> [SHORT TASK 1]: Condense the paragraph of the text on amp wattage and volume that begins "The relationship between watts and sound volume" into a shorter version that keeps its main facts.

> [DOCUMENT TEXT]:
────────────────────

The relationship between watts and sound volume is not what most people think. A 6 watt amp is not twice as loud as a 3 watt amp--to double the volume, you'd have to have a 30 watt amp. Doubling the wattage, from 3 to 6, will produce practically no perceptible increase in volume.
And it does not take much wattage to get really loud. Guitar players are always looking to get the sound of a cranked amp at apartment bedroom levels. You can buy micro guitar amps now that put out half a watt. I've tried them--they are much too loud for bedroom levels. If you crank up a half watt amp people need to practically shout to be heard. You don't need a lot of watts to produce a lot of volume
It will make a difference, though, in distortion--if a 3 watt amp begins to distort at, say, 20 decibels, and maxes out at 30 decibels, a 6 watt amp will get to let's say 25 decibels before it begins to distort, and max out at 32 decibels. I made those figures up--they don't express an actual formula, but they express the idea. If Phoenix is touting a 6 watt amp, the advantage will be less distortion at a given volume level, not more overall volume. That's a good thing. But you get in most cases a much bigger effect on sound if you change the speaker, rather than the amp.

────────────────────

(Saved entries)
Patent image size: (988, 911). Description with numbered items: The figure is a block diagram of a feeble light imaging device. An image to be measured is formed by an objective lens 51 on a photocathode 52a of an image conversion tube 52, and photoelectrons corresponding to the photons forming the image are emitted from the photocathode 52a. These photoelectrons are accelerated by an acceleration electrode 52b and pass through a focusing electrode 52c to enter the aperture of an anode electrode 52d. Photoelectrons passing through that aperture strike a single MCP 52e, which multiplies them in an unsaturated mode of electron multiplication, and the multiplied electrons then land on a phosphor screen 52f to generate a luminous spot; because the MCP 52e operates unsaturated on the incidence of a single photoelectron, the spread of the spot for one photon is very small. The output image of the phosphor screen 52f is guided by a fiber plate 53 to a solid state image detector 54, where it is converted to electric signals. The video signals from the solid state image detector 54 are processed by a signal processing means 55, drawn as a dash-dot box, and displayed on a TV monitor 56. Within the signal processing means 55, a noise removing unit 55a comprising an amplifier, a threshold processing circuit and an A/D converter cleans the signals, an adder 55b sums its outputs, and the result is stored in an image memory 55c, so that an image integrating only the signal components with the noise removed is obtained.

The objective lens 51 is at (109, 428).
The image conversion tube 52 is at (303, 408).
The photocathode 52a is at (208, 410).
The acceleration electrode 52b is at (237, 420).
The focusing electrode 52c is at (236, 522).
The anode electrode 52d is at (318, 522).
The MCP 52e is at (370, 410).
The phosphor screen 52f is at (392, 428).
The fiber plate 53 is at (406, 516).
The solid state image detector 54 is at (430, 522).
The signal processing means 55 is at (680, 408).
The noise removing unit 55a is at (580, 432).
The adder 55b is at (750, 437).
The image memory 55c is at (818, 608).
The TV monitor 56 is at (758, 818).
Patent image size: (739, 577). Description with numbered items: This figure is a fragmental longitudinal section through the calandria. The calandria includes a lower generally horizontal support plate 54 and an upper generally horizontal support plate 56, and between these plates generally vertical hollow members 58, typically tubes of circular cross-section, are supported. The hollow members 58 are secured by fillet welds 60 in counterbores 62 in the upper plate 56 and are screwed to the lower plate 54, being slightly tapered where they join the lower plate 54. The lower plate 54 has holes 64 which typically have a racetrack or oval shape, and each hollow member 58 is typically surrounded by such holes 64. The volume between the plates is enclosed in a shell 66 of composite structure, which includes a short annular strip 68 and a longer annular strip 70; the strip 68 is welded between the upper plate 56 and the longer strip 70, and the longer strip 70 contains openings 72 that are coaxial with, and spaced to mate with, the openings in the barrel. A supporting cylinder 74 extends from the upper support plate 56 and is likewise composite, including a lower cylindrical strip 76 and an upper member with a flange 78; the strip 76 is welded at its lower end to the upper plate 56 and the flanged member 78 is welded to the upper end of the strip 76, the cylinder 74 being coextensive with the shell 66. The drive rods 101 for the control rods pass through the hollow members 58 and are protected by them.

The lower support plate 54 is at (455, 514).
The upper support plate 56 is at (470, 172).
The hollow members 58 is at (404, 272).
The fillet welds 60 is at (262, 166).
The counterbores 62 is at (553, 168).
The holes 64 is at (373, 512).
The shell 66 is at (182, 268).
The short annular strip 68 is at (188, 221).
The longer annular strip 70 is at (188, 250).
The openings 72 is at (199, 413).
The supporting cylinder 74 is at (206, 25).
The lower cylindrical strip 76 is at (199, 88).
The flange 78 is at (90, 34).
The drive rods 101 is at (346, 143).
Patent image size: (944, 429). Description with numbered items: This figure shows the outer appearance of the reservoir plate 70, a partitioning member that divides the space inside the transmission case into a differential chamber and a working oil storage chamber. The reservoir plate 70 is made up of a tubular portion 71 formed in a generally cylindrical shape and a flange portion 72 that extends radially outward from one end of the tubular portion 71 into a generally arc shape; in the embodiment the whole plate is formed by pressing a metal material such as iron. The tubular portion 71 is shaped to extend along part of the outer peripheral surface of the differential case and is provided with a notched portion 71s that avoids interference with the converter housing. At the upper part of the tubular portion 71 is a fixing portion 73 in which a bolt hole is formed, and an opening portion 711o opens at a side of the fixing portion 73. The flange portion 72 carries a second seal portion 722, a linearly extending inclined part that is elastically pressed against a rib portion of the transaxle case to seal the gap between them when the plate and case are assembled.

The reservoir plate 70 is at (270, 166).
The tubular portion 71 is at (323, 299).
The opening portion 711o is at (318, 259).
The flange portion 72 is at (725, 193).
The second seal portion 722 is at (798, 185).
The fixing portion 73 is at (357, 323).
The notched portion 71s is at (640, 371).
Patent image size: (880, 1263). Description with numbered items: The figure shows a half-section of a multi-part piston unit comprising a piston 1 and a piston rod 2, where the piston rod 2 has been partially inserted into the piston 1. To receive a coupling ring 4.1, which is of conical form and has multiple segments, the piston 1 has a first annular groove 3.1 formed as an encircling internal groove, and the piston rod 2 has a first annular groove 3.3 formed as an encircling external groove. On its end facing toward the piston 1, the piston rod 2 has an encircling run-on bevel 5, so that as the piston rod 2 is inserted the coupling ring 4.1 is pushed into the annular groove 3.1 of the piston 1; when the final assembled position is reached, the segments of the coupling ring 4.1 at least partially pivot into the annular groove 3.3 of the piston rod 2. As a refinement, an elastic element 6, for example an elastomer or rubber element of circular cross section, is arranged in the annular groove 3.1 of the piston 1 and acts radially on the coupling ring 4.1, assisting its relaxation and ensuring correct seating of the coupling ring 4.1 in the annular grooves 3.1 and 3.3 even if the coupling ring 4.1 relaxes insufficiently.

────────────────────

> [SHORT TASK 2]: Reproduce word for word the stretch of the records from their start through the line that contains "The acceleration electrode".

> [WORKED SOLUTION 1]: Wattage and volume don't relate the way most people assume. A 6 watt amp isn't twice as loud as a 3 watt amp; doubling the volume would take a 30 watt amp, and going from 3 to 6 watts adds practically no perceptible volume.

> [WORKED SOLUTION 2]:
Patent image size: (988, 911). Description with numbered items: The figure is a block diagram of a feeble light imaging device. An image to be measured is formed by an objective lens 51 on a photocathode 52a of an image conversion tube 52, and photoelectrons corresponding to the photons forming the image are emitted from the photocathode 52a. These photoelectrons are accelerated by an acceleration electrode 52b and pass through a focusing electrode 52c to enter the aperture of an anode electrode 52d. Photoelectrons passing through that aperture strike a single MCP 52e, which multiplies them in an unsaturated mode of electron multiplication, and the multiplied electrons then land on a phosphor screen 52f to generate a luminous spot; because the MCP 52e operates unsaturated on the incidence of a single photoelectron, the spread of the spot for one photon is very small. The output image of the phosphor screen 52f is guided by a fiber plate 53 to a solid state image detector 54, where it is converted to electric signals. The video signals from the solid state image detector 54 are processed by a signal processing means 55, drawn as a dash-dot box, and displayed on a TV monitor 56. Within the signal processing means 55, a noise removing unit 55a comprising an amplifier, a threshold processing circuit and an A/D converter cleans the signals, an adder 55b sums its outputs, and the result is stored in an image memory 55c, so that an image integrating only the signal components with the noise removed is obtained.

The objective lens 51 is at (109, 428).
The image conversion tube 52 is at (303, 408).
The photocathode 52a is at (208, 410).
The acceleration electrode 52b is at (237, 420).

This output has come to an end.